REQUIREMENT: Quote the entries in full, character for character, without their images.

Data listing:
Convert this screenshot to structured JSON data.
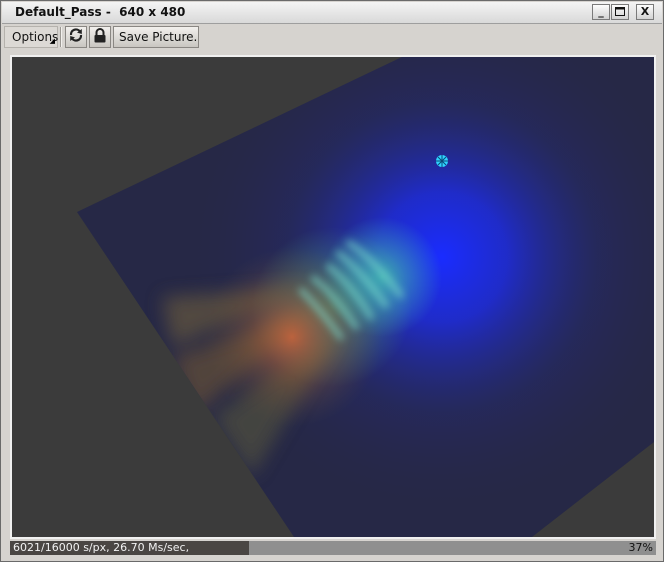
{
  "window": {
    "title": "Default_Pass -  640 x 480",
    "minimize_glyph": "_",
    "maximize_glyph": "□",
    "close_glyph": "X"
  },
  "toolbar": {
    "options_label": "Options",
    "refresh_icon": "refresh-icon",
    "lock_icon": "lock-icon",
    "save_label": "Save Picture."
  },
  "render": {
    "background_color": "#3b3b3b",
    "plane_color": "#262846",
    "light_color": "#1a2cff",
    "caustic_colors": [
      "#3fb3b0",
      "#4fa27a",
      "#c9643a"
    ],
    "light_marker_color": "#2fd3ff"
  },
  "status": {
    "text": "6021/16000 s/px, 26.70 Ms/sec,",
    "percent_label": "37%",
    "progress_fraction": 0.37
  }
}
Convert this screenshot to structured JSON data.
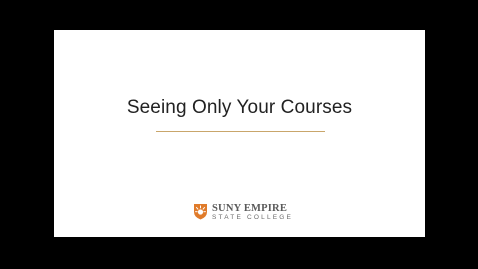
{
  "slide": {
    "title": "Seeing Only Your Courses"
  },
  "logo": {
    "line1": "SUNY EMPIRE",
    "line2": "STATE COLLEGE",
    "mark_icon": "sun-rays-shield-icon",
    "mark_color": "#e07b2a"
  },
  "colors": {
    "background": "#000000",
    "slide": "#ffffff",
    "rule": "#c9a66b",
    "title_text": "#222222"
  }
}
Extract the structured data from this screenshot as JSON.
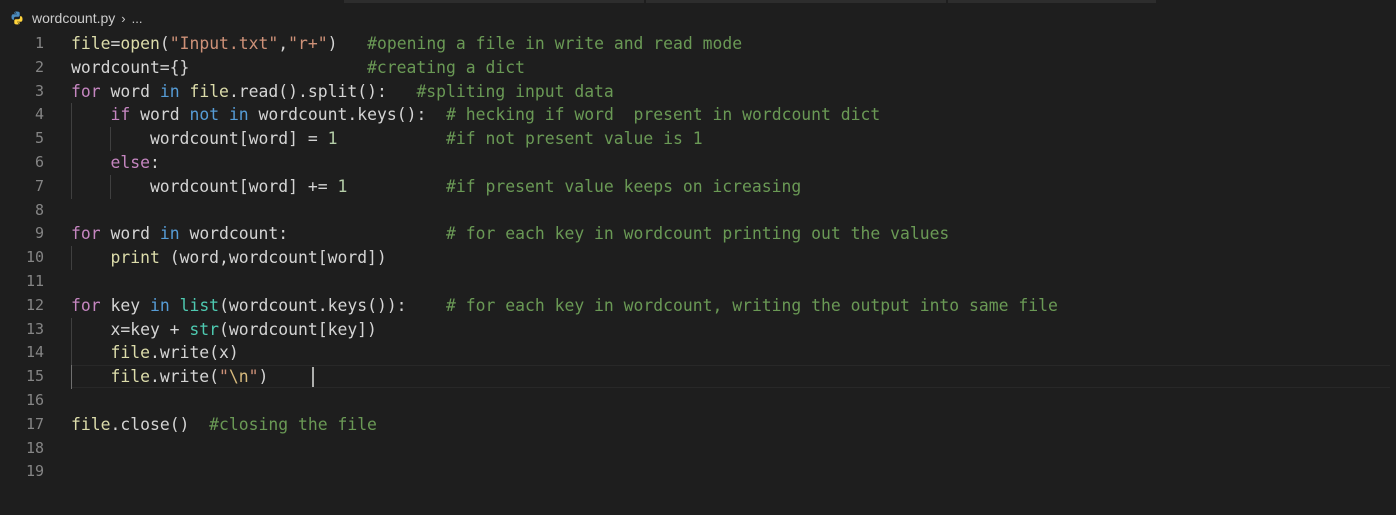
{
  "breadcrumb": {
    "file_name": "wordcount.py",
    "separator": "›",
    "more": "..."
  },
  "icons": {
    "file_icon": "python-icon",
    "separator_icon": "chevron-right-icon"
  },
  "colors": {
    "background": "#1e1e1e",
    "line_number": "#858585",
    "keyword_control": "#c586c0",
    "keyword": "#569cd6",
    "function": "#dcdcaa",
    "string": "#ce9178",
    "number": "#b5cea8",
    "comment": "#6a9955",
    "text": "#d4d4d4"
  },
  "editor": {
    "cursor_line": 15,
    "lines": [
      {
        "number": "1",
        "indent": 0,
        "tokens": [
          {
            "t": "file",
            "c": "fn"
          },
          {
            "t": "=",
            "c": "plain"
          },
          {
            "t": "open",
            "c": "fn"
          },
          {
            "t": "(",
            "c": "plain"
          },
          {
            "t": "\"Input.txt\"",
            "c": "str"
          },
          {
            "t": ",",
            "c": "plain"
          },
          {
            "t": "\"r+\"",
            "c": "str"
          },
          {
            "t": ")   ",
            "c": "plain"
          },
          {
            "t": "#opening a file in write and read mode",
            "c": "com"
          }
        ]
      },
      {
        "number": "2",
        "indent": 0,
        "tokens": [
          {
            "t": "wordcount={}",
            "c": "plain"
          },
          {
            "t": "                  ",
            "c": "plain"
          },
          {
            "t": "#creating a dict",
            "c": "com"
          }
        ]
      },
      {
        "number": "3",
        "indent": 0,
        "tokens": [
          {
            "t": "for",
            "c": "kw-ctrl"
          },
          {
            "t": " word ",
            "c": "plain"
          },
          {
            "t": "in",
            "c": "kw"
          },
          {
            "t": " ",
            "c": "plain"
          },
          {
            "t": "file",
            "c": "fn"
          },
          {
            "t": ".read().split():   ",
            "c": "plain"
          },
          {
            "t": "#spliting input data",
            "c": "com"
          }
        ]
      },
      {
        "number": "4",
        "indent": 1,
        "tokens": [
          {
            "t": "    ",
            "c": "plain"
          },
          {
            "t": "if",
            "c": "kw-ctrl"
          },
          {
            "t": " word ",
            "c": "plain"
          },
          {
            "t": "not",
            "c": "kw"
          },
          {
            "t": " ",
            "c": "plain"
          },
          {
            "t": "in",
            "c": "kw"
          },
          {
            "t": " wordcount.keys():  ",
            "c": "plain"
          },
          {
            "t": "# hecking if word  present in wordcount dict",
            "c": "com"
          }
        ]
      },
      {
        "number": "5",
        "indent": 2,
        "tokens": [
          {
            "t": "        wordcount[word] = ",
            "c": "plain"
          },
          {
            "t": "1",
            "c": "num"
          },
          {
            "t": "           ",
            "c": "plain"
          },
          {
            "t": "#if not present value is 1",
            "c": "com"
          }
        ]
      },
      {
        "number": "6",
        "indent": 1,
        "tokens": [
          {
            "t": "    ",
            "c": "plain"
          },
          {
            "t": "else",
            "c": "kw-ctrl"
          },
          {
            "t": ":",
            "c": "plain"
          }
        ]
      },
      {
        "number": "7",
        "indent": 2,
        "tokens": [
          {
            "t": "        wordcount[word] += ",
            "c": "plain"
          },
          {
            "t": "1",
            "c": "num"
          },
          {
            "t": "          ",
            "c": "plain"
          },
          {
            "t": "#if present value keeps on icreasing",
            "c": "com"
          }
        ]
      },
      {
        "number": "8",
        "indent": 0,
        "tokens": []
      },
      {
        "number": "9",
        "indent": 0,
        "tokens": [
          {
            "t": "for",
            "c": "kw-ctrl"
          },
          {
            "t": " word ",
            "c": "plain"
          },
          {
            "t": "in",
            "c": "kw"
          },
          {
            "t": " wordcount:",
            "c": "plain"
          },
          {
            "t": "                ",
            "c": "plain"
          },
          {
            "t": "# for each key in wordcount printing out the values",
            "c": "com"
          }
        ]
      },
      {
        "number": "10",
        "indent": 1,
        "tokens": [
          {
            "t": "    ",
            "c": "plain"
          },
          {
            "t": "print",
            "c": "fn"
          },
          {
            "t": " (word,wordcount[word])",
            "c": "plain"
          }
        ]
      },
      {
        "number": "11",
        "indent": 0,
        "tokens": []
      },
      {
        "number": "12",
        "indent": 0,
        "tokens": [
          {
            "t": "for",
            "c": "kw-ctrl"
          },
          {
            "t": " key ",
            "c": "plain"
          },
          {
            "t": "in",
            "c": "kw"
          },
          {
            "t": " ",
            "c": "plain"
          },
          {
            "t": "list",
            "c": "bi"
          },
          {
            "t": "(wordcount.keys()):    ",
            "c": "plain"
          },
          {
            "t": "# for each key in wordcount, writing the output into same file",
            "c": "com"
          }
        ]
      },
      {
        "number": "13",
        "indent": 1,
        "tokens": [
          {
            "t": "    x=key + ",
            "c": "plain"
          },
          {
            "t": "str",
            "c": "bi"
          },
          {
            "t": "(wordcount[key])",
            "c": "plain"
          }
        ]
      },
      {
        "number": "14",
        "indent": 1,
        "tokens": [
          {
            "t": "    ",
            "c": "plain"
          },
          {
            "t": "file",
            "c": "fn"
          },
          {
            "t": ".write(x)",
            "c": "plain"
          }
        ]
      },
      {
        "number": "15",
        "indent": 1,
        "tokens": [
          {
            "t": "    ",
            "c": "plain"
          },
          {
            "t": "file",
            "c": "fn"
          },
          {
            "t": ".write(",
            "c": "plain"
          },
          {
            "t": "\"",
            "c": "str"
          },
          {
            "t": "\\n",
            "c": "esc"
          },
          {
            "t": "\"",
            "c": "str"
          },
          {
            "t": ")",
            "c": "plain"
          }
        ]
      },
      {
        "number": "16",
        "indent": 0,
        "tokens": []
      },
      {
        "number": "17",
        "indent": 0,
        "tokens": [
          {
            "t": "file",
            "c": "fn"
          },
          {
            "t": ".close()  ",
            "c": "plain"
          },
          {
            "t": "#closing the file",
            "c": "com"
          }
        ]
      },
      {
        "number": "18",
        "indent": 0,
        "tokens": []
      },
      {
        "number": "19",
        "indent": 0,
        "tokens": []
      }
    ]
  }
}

OUTPUT OF THE TASK:
Convert this screenshot to structured JSON data.
{
  "window": {
    "title": "Default_Pass -  640 x 480",
    "minimize_glyph": "_",
    "maximize_glyph": "□",
    "close_glyph": "X"
  },
  "toolbar": {
    "options_label": "Options",
    "refresh_icon": "refresh-icon",
    "lock_icon": "lock-icon",
    "save_label": "Save Picture."
  },
  "render": {
    "background_color": "#3b3b3b",
    "plane_color": "#262846",
    "light_color": "#1a2cff",
    "caustic_colors": [
      "#3fb3b0",
      "#4fa27a",
      "#c9643a"
    ],
    "light_marker_color": "#2fd3ff"
  },
  "status": {
    "text": "6021/16000 s/px, 26.70 Ms/sec,",
    "percent_label": "37%",
    "progress_fraction": 0.37
  }
}
Convert this screenshot to structured JSON data.
{
  "slide": {
    "title": "Seeing Only Your Courses"
  },
  "logo": {
    "line1": "SUNY EMPIRE",
    "line2": "STATE COLLEGE",
    "mark_icon": "sun-rays-shield-icon",
    "mark_color": "#e07b2a"
  },
  "colors": {
    "background": "#000000",
    "slide": "#ffffff",
    "rule": "#c9a66b",
    "title_text": "#222222"
  }
}
Extract the structured data from this screenshot as JSON.
{
  "breadcrumb": {
    "file_name": "wordcount.py",
    "separator": "›",
    "more": "..."
  },
  "icons": {
    "file_icon": "python-icon",
    "separator_icon": "chevron-right-icon"
  },
  "colors": {
    "background": "#1e1e1e",
    "line_number": "#858585",
    "keyword_control": "#c586c0",
    "keyword": "#569cd6",
    "function": "#dcdcaa",
    "string": "#ce9178",
    "number": "#b5cea8",
    "comment": "#6a9955",
    "text": "#d4d4d4"
  },
  "editor": {
    "cursor_line": 15,
    "lines": [
      {
        "number": "1",
        "indent": 0,
        "tokens": [
          {
            "t": "file",
            "c": "fn"
          },
          {
            "t": "=",
            "c": "plain"
          },
          {
            "t": "open",
            "c": "fn"
          },
          {
            "t": "(",
            "c": "plain"
          },
          {
            "t": "\"Input.txt\"",
            "c": "str"
          },
          {
            "t": ",",
            "c": "plain"
          },
          {
            "t": "\"r+\"",
            "c": "str"
          },
          {
            "t": ")   ",
            "c": "plain"
          },
          {
            "t": "#opening a file in write and read mode",
            "c": "com"
          }
        ]
      },
      {
        "number": "2",
        "indent": 0,
        "tokens": [
          {
            "t": "wordcount={}",
            "c": "plain"
          },
          {
            "t": "                  ",
            "c": "plain"
          },
          {
            "t": "#creating a dict",
            "c": "com"
          }
        ]
      },
      {
        "number": "3",
        "indent": 0,
        "tokens": [
          {
            "t": "for",
            "c": "kw-ctrl"
          },
          {
            "t": " word ",
            "c": "plain"
          },
          {
            "t": "in",
            "c": "kw"
          },
          {
            "t": " ",
            "c": "plain"
          },
          {
            "t": "file",
            "c": "fn"
          },
          {
            "t": ".read().split():   ",
            "c": "plain"
          },
          {
            "t": "#spliting input data",
            "c": "com"
          }
        ]
      },
      {
        "number": "4",
        "indent": 1,
        "tokens": [
          {
            "t": "    ",
            "c": "plain"
          },
          {
            "t": "if",
            "c": "kw-ctrl"
          },
          {
            "t": " word ",
            "c": "plain"
          },
          {
            "t": "not",
            "c": "kw"
          },
          {
            "t": " ",
            "c": "plain"
          },
          {
            "t": "in",
            "c": "kw"
          },
          {
            "t": " wordcount.keys():  ",
            "c": "plain"
          },
          {
            "t": "# hecking if word  present in wordcount dict",
            "c": "com"
          }
        ]
      },
      {
        "number": "5",
        "indent": 2,
        "tokens": [
          {
            "t": "        wordcount[word] = ",
            "c": "plain"
          },
          {
            "t": "1",
            "c": "num"
          },
          {
            "t": "           ",
            "c": "plain"
          },
          {
            "t": "#if not present value is 1",
            "c": "com"
          }
        ]
      },
      {
        "number": "6",
        "indent": 1,
        "tokens": [
          {
            "t": "    ",
            "c": "plain"
          },
          {
            "t": "else",
            "c": "kw-ctrl"
          },
          {
            "t": ":",
            "c": "plain"
          }
        ]
      },
      {
        "number": "7",
        "indent": 2,
        "tokens": [
          {
            "t": "        wordcount[word] += ",
            "c": "plain"
          },
          {
            "t": "1",
            "c": "num"
          },
          {
            "t": "          ",
            "c": "plain"
          },
          {
            "t": "#if present value keeps on icreasing",
            "c": "com"
          }
        ]
      },
      {
        "number": "8",
        "indent": 0,
        "tokens": []
      },
      {
        "number": "9",
        "indent": 0,
        "tokens": [
          {
            "t": "for",
            "c": "kw-ctrl"
          },
          {
            "t": " word ",
            "c": "plain"
          },
          {
            "t": "in",
            "c": "kw"
          },
          {
            "t": " wordcount:",
            "c": "plain"
          },
          {
            "t": "                ",
            "c": "plain"
          },
          {
            "t": "# for each key in wordcount printing out the values",
            "c": "com"
          }
        ]
      },
      {
        "number": "10",
        "indent": 1,
        "tokens": [
          {
            "t": "    ",
            "c": "plain"
          },
          {
            "t": "print",
            "c": "fn"
          },
          {
            "t": " (word,wordcount[word])",
            "c": "plain"
          }
        ]
      },
      {
        "number": "11",
        "indent": 0,
        "tokens": []
      },
      {
        "number": "12",
        "indent": 0,
        "tokens": [
          {
            "t": "for",
            "c": "kw-ctrl"
          },
          {
            "t": " key ",
            "c": "plain"
          },
          {
            "t": "in",
            "c": "kw"
          },
          {
            "t": " ",
            "c": "plain"
          },
          {
            "t": "list",
            "c": "bi"
          },
          {
            "t": "(wordcount.keys()):    ",
            "c": "plain"
          },
          {
            "t": "# for each key in wordcount, writing the output into same file",
            "c": "com"
          }
        ]
      },
      {
        "number": "13",
        "indent": 1,
        "tokens": [
          {
            "t": "    x=key + ",
            "c": "plain"
          },
          {
            "t": "str",
            "c": "bi"
          },
          {
            "t": "(wordcount[key])",
            "c": "plain"
          }
        ]
      },
      {
        "number": "14",
        "indent": 1,
        "tokens": [
          {
            "t": "    ",
            "c": "plain"
          },
          {
            "t": "file",
            "c": "fn"
          },
          {
            "t": ".write(x)",
            "c": "plain"
          }
        ]
      },
      {
        "number": "15",
        "indent": 1,
        "tokens": [
          {
            "t": "    ",
            "c": "plain"
          },
          {
            "t": "file",
            "c": "fn"
          },
          {
            "t": ".write(",
            "c": "plain"
          },
          {
            "t": "\"",
            "c": "str"
          },
          {
            "t": "\\n",
            "c": "esc"
          },
          {
            "t": "\"",
            "c": "str"
          },
          {
            "t": ")",
            "c": "plain"
          }
        ]
      },
      {
        "number": "16",
        "indent": 0,
        "tokens": []
      },
      {
        "number": "17",
        "indent": 0,
        "tokens": [
          {
            "t": "file",
            "c": "fn"
          },
          {
            "t": ".close()  ",
            "c": "plain"
          },
          {
            "t": "#closing the file",
            "c": "com"
          }
        ]
      },
      {
        "number": "18",
        "indent": 0,
        "tokens": []
      },
      {
        "number": "19",
        "indent": 0,
        "tokens": []
      }
    ]
  }
}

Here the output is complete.